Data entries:
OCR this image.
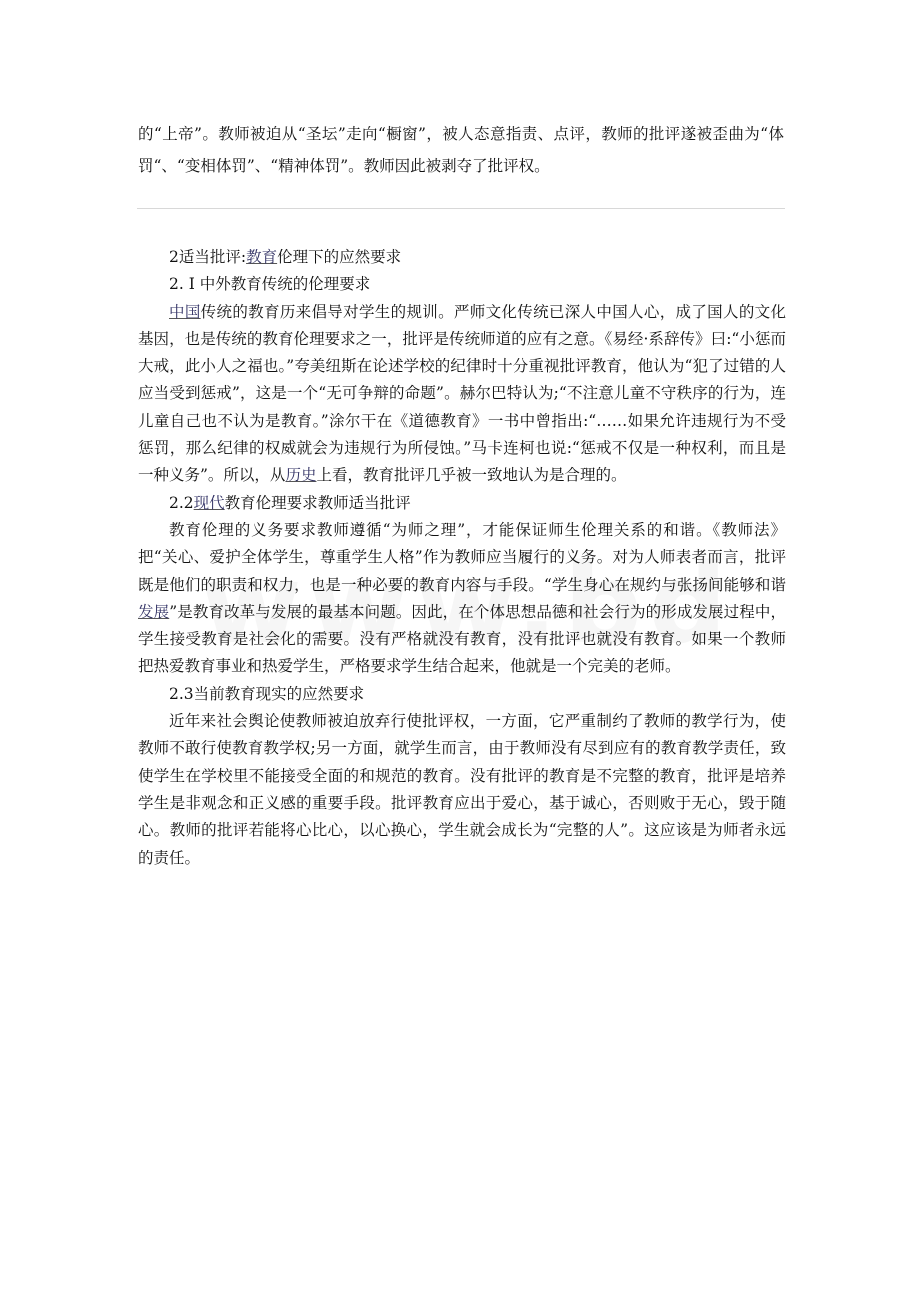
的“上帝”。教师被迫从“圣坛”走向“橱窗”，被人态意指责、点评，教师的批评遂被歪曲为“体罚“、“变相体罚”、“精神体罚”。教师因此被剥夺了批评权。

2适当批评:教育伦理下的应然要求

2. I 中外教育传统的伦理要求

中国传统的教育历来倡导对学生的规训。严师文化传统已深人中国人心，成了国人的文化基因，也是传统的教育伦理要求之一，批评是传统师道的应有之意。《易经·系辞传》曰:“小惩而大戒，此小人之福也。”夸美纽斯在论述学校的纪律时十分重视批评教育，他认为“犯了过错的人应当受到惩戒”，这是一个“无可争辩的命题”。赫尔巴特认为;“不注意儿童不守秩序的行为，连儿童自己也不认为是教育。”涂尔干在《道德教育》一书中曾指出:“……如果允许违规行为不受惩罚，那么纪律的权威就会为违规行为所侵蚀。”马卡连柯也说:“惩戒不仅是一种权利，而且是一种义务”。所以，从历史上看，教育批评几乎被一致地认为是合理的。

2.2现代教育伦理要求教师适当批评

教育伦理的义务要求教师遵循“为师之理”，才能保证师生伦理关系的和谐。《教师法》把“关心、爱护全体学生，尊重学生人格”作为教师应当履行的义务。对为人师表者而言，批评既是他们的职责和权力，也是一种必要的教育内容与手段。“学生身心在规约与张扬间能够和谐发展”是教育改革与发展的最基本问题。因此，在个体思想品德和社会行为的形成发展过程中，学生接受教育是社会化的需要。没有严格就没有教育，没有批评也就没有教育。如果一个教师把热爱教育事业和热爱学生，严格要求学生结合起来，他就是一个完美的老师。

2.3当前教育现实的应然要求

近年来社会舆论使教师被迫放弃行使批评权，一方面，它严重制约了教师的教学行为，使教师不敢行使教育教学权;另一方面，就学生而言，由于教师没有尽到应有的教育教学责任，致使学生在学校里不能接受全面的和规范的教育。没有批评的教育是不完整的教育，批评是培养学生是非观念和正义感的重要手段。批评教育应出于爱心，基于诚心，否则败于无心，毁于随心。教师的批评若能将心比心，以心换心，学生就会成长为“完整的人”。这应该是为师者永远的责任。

Task to carry out: Set down every record once more, word for word, without pictures.

Solution to the problem:
OCR this image.
的“上帝”。教师被迫从“圣坛”走向“橱窗”，被人态意指责、点评，教师的批评遂被歪曲为“体罚“、“变相体罚”、“精神体罚”。教师因此被剥夺了批评权。

2适当批评:教育伦理下的应然要求

2. I 中外教育传统的伦理要求

中国传统的教育历来倡导对学生的规训。严师文化传统已深人中国人心，成了国人的文化基因，也是传统的教育伦理要求之一，批评是传统师道的应有之意。《易经·系辞传》曰:“小惩而大戒，此小人之福也。”夸美纽斯在论述学校的纪律时十分重视批评教育，他认为“犯了过错的人应当受到惩戒”，这是一个“无可争辩的命题”。赫尔巴特认为;“不注意儿童不守秩序的行为，连儿童自己也不认为是教育。”涂尔干在《道德教育》一书中曾指出:“……如果允许违规行为不受惩罚，那么纪律的权威就会为违规行为所侵蚀。”马卡连柯也说:“惩戒不仅是一种权利，而且是一种义务”。所以，从历史上看，教育批评几乎被一致地认为是合理的。

2.2现代教育伦理要求教师适当批评

教育伦理的义务要求教师遵循“为师之理”，才能保证师生伦理关系的和谐。《教师法》把“关心、爱护全体学生，尊重学生人格”作为教师应当履行的义务。对为人师表者而言，批评既是他们的职责和权力，也是一种必要的教育内容与手段。“学生身心在规约与张扬间能够和谐发展”是教育改革与发展的最基本问题。因此，在个体思想品德和社会行为的形成发展过程中，学生接受教育是社会化的需要。没有严格就没有教育，没有批评也就没有教育。如果一个教师把热爱教育事业和热爱学生，严格要求学生结合起来，他就是一个完美的老师。

2.3当前教育现实的应然要求

近年来社会舆论使教师被迫放弃行使批评权，一方面，它严重制约了教师的教学行为，使教师不敢行使教育教学权;另一方面，就学生而言，由于教师没有尽到应有的教育教学责任，致使学生在学校里不能接受全面的和规范的教育。没有批评的教育是不完整的教育，批评是培养学生是非观念和正义感的重要手段。批评教育应出于爱心，基于诚心，否则败于无心，毁于随心。教师的批评若能将心比心，以心换心，学生就会成长为“完整的人”。这应该是为师者永远的责任。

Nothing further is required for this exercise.